▶ _AIM_
Report, word for word, every line of the material that contains "this".

— BEGIN PROVIDED RECORDS —

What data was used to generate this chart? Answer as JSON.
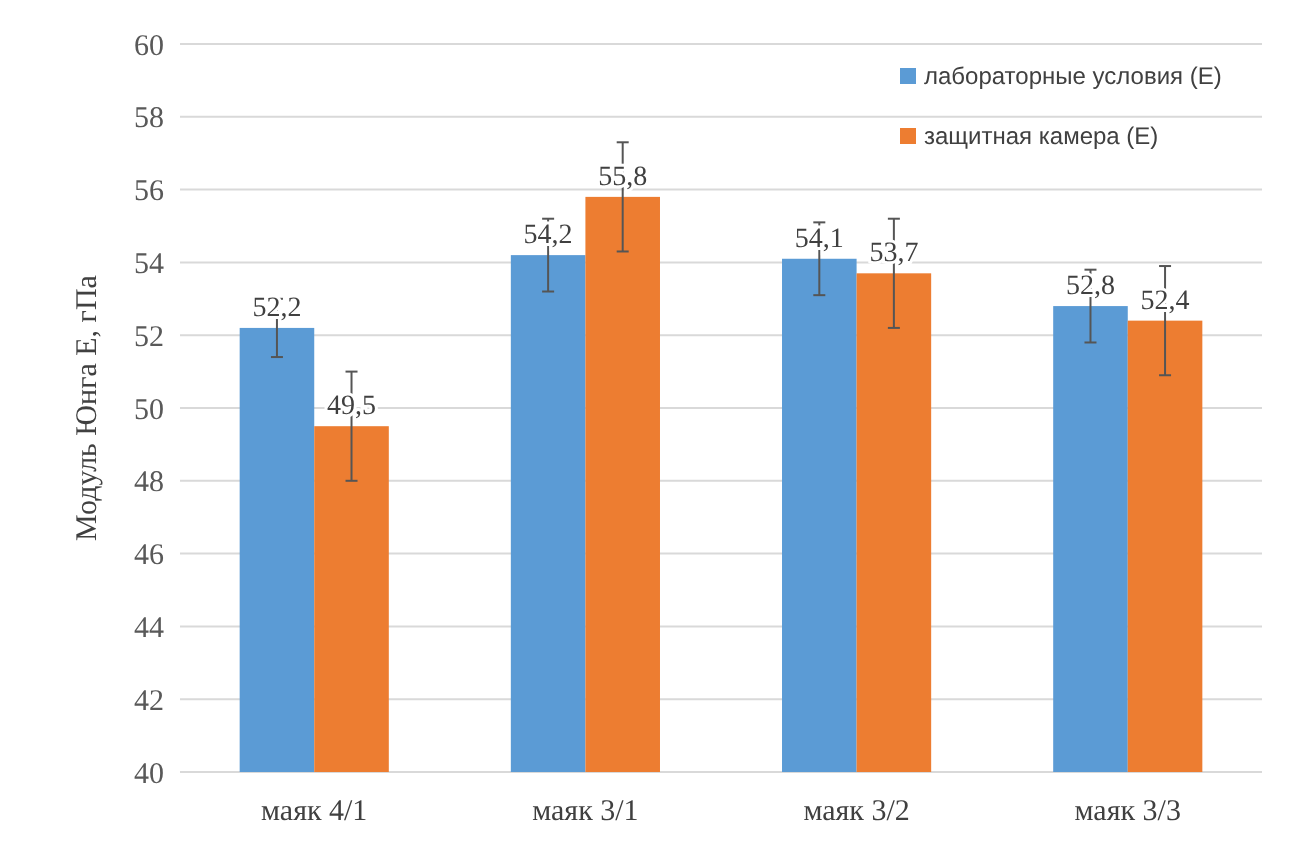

— END PROVIDED RECORDS —
— BEGIN PROVIDED RECORDS —

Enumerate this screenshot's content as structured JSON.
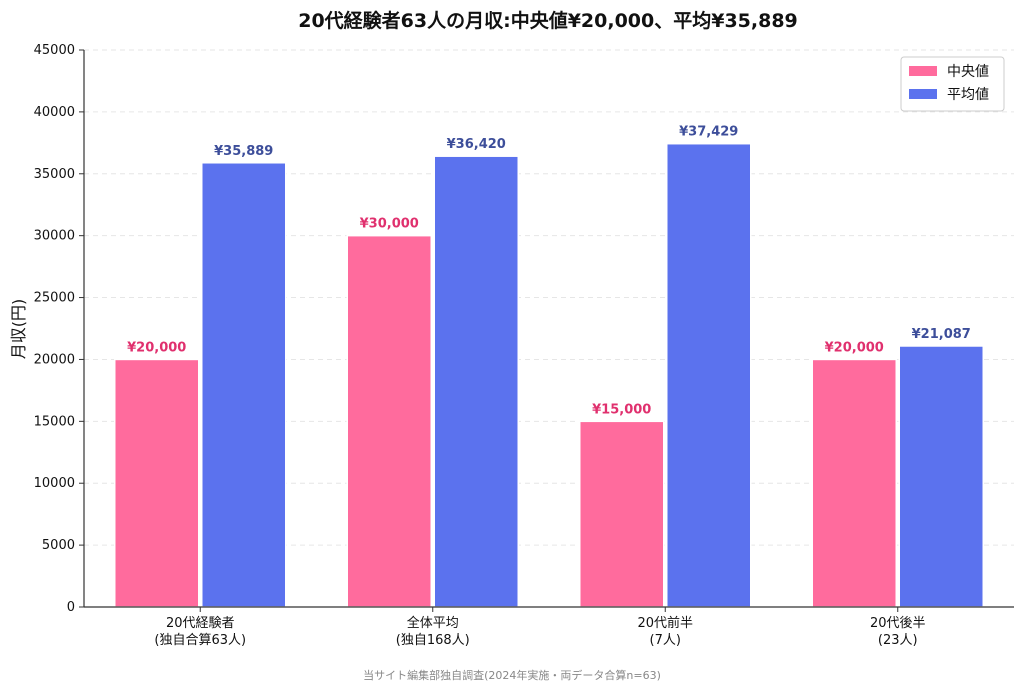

— END PROVIDED RECORDS —
— BEGIN PROVIDED RECORDS —

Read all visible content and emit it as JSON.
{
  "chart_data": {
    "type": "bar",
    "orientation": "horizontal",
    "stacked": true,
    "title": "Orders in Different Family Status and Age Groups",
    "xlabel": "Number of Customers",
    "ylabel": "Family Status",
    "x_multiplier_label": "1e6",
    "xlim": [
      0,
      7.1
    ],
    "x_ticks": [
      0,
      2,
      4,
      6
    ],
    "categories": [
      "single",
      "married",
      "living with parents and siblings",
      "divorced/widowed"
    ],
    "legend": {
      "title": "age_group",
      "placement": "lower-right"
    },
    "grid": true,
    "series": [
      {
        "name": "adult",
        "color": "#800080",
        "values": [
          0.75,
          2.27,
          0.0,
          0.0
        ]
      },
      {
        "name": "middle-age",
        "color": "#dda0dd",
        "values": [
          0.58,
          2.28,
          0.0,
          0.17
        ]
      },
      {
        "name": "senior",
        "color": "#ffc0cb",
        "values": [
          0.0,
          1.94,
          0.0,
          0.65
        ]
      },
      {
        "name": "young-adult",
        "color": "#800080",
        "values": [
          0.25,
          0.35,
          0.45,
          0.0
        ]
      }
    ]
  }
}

— END PROVIDED RECORDS —

▶ _SOLVED PROBLEM_
What data was used to generate this chart? Answer as JSON.
Enumerate this screenshot's content as structured JSON.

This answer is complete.